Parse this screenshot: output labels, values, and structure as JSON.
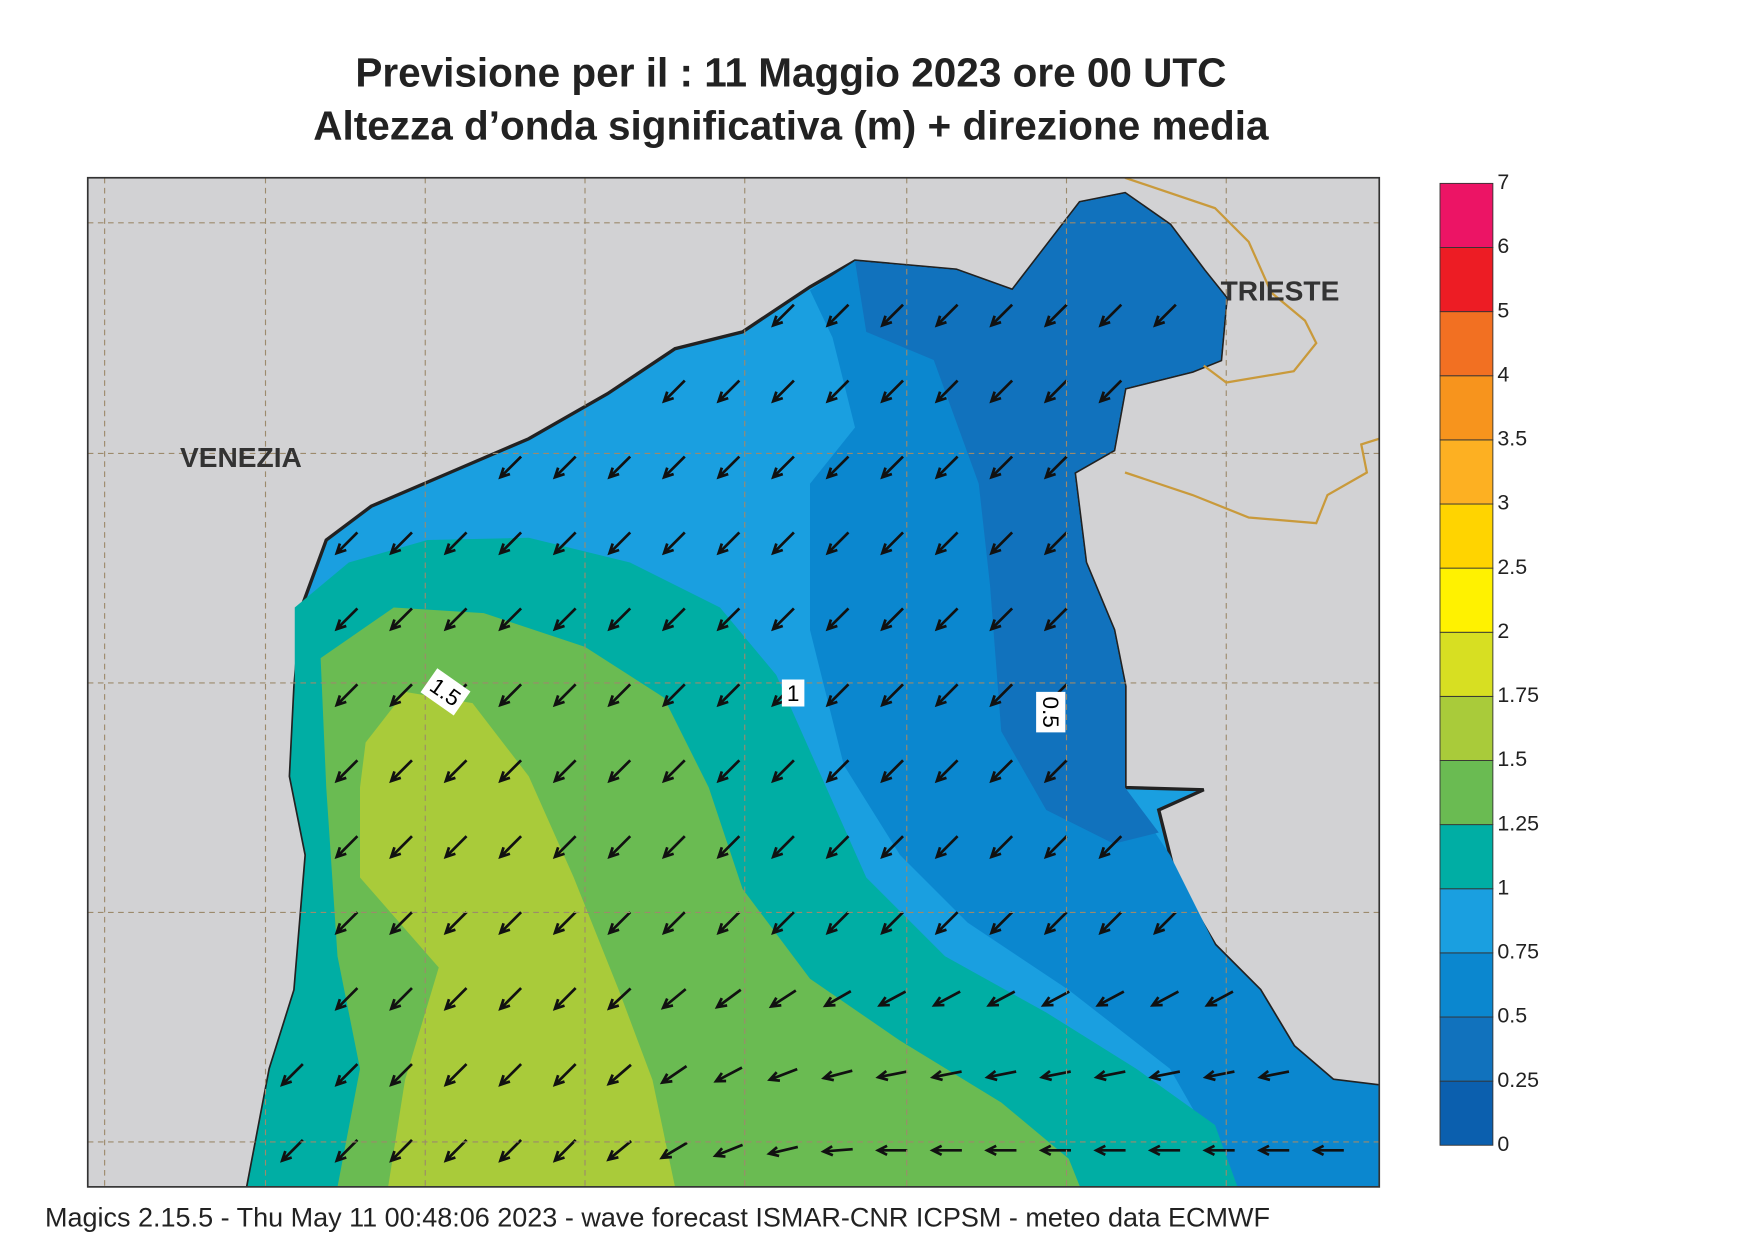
{
  "header": {
    "title": "Previsione per il  :  11   Maggio  2023   ore 00 UTC",
    "subtitle": "Altezza d’onda significativa (m) + direzione media"
  },
  "map": {
    "places": [
      "VENEZIA",
      "TRIESTE"
    ],
    "contour_labels": [
      "1.5",
      "1",
      "0.5"
    ]
  },
  "legend": {
    "ticks": [
      0,
      0.25,
      0.5,
      0.75,
      1,
      1.25,
      1.5,
      1.75,
      2,
      2.5,
      3,
      3.5,
      4,
      5,
      6,
      7
    ],
    "colors": [
      "#0b5fae",
      "#1172bd",
      "#0b87cf",
      "#1a9fe0",
      "#00aea4",
      "#6abb52",
      "#a9cb3a",
      "#d7df22",
      "#fff200",
      "#ffd400",
      "#fdb022",
      "#f7941d",
      "#f27022",
      "#ed1c24",
      "#ec1465"
    ]
  },
  "footer": "Magics 2.15.5 - Thu May 11 00:48:06 2023 - wave forecast  ISMAR-CNR  ICPSM - meteo data   ECMWF"
}
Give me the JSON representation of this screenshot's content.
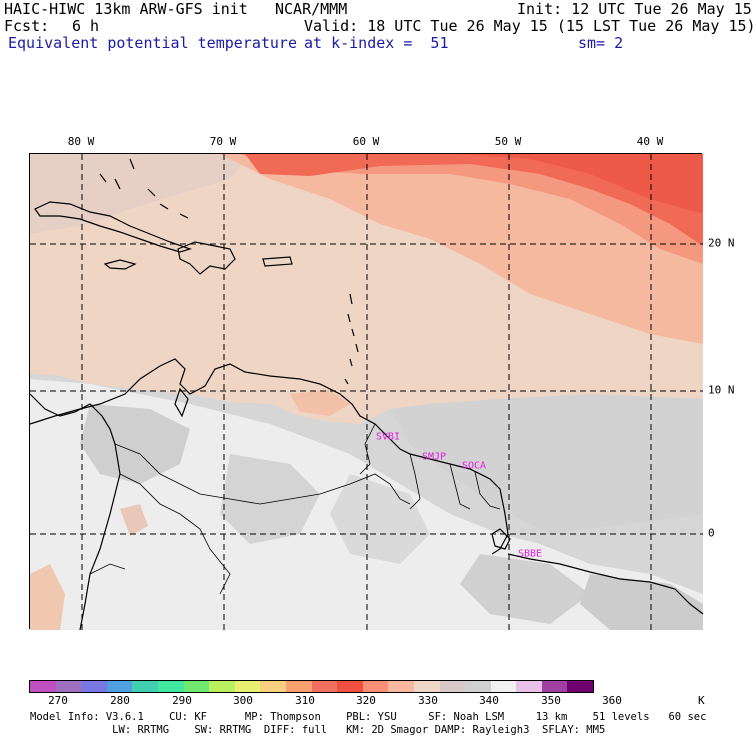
________
§ **AIM**:
Leave the pictures out and output the rest of the listing exactly.

§ **RESULT OF THIS TASK**:
Parse this screenshot: output labels, values, and structure as JSON.
{
  "header": {
    "title": "Previsione per il  :  11   Maggio  2023   ore 00 UTC",
    "subtitle": "Altezza d’onda significativa (m) + direzione media"
  },
  "map": {
    "places": [
      "VENEZIA",
      "TRIESTE"
    ],
    "contour_labels": [
      "1.5",
      "1",
      "0.5"
    ]
  },
  "legend": {
    "ticks": [
      0,
      0.25,
      0.5,
      0.75,
      1,
      1.25,
      1.5,
      1.75,
      2,
      2.5,
      3,
      3.5,
      4,
      5,
      6,
      7
    ],
    "colors": [
      "#0b5fae",
      "#1172bd",
      "#0b87cf",
      "#1a9fe0",
      "#00aea4",
      "#6abb52",
      "#a9cb3a",
      "#d7df22",
      "#fff200",
      "#ffd400",
      "#fdb022",
      "#f7941d",
      "#f27022",
      "#ed1c24",
      "#ec1465"
    ]
  },
  "footer": "Magics 2.15.5 - Thu May 11 00:48:06 2023 - wave forecast  ISMAR-CNR  ICPSM - meteo data   ECMWF"
}
Give me the JSON representation of this screenshot's content.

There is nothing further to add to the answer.